• Tekstfragment:
━━━━━━━━
Schaamte, sprakeloosheid en vrees tekenen het hart van de biddende Ezra.
En wat doet hij daarmee? En wat doet u, met uw schuldige hart, daarmee?
Hij legt zich neer aan Gods voeten. We horen geen vragen. We horen de onhoorbare stilte van een gebroken en verslagen hart. Het doet denken aan Psalm 38, waar we samen uitgezongen hebben: zie mij, HEERE, tot u vluchten!
Ezra legt zich in zijn gebed aan Gods voeten. Hij wacht op God.
En de Heere laat hem buigen aan Zijn voeten. En zo is de Heere nog steeds.
Kom dan toch, zondaars, vol van schuld, schaamte en nood. Er is plaats bij God. Om te buigen en te wachten aan Zijn voeten.
Ezra legt zich in zijn gebed aan Gods voeten. Hij wacht op God.
Op de tijd van het avondoffer, waarin het onuitgesproken gebed is opgesloten: Heere, alstublieft, om het Lam! Doe verzoening over onze zonden om het bloed van het Offer.
Wat zal het komende seizoen gezegend worden, als we zo, gemeente, buigen aan Gods voeten: schuld belijdend, vol van schaamte, diep onwaardig, met het oog op het grote Avondoffer, het Lam Gods.
━━━━━━━━
• Aangeleverd materiaal:
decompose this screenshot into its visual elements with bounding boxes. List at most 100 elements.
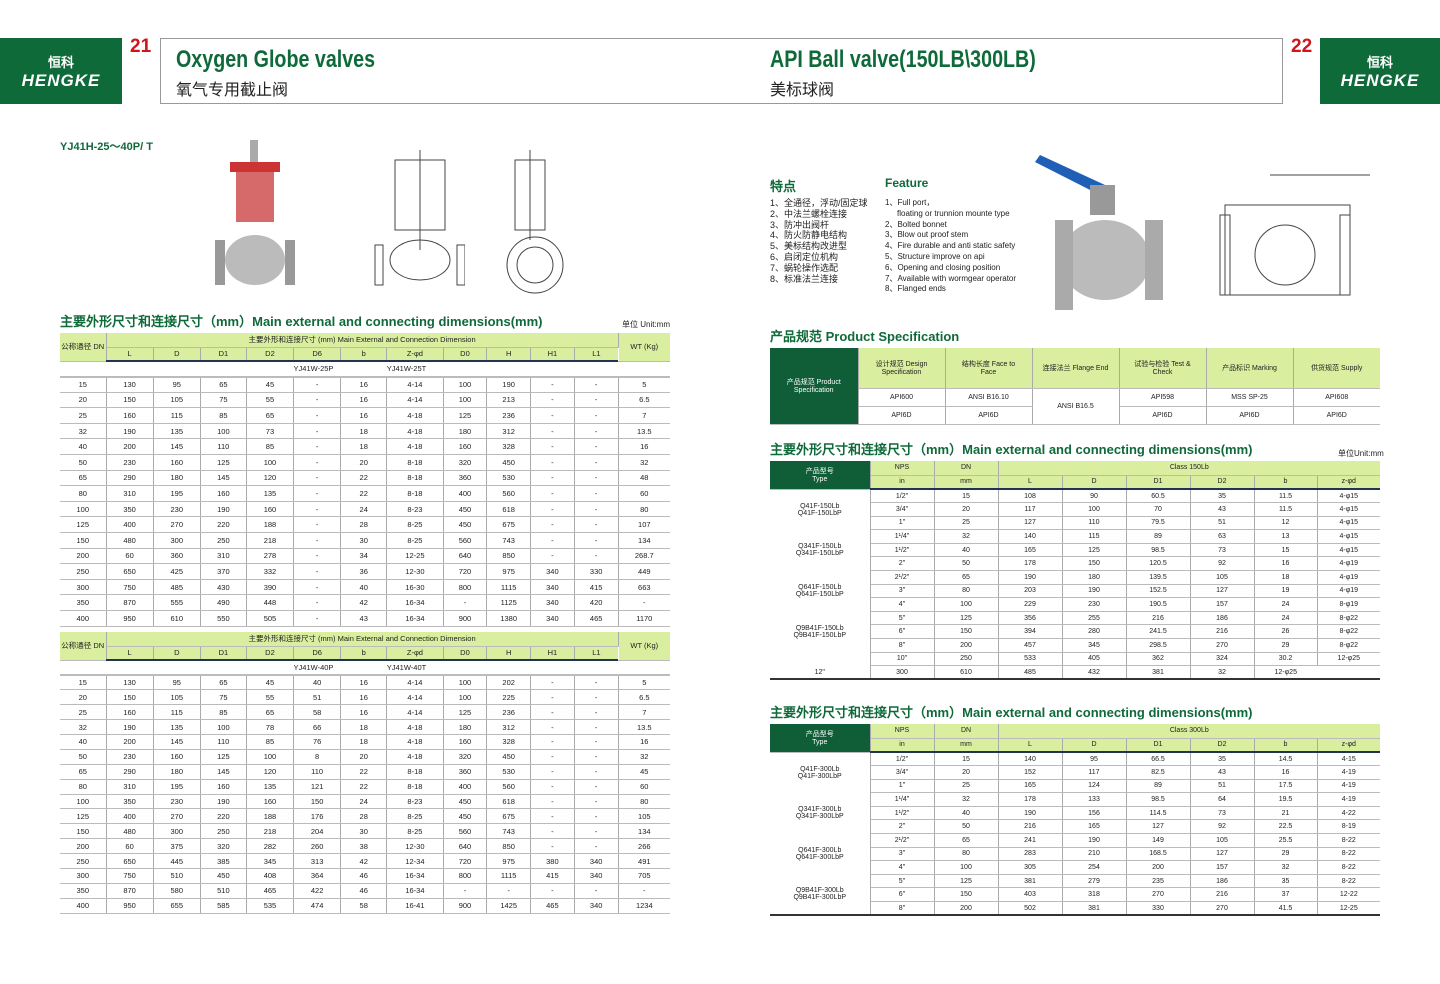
━━━━━━━━
• Opdrachten:
**A)** Schrijf uit de tekst over het gebed van Ezra letterlijk over wat tussen "Hij legt zich" en "van het Offer." staat, beide inbegrepen.
**B)** Zet de tekst over het gebed van Ezra voort vanaf het punt waar die ophoudt.

• Antwoorden:
**A)**
Hij legt zich neer aan Gods voeten. We horen geen vragen. We horen de onhoorbare stilte van een gebroken en verslagen hart. Het doet denken aan Psalm 38, waar we samen uitgezongen hebben: zie mij, HEERE, tot u vluchten!
Ezra legt zich in zijn gebed aan Gods voeten. Hij wacht op God.
En de Heere laat hem buigen aan Zijn voeten. En zo is de Heere nog steeds.
Kom dan toch, zondaars, vol van schuld, schaamte en nood. Er is plaats bij God. Om te buigen en te wachten aan Zijn voeten.
Ezra legt zich in zijn gebed aan Gods voeten. Hij wacht op God.
Op de tijd van het avondoffer, waarin het onuitgesproken gebed is opgesloten: Heere, alstublieft, om het Lam! Doe verzoening over onze zonden om het bloed van het Offer.

**B)**
Laat ons, gemeente, biddend de weg gaan, die de Heere ons hier wijst.
Laten we buigen aan Zijn voeten.
Laten we breken met de zonde, zoals ze ook gaan doen in Ezra 10.
Laten we onze zonden belijden, al onze overtredingen van al Gods geboden.
Laten we ons met schaamte vernederen voor Gods alwetendheid.
En laten we onze verslagen harten richten op het grote Avondoffer, het Lam Gods.
Het is de Heere Zelf, de trouwe God van het verbond, Israëls God (o, zondaars, schep moed!), Die belooft: Als u die weg gaat, van bekering en berouw (en ik wil u daar brengen!), dan zal Ik uit enkel genade uw afkeerdingen genezen. Dan zal Ik om het geslachte Lam, ten tijde van het avondoffer geslacht op Golgotha, dan zal ik om de gekruisigde Christus uw zonden verzoenen, uw schuld bedekken en nooit meer op u toornen of op de schelden. Dan zal Ik Zelf degenen die treuren vertroosten.
Gemeente, er is genade, overvloeiende genade voor de grootste van de zondaars!
Als wij bidden met Jeremia: Hoewel onze ongerechtigheden tegen ons getuigen, o HEERE, doe het om Uws Naams wil; want onze afkeringen zijn menigvuldig, wij hebben tegen U gezondigd.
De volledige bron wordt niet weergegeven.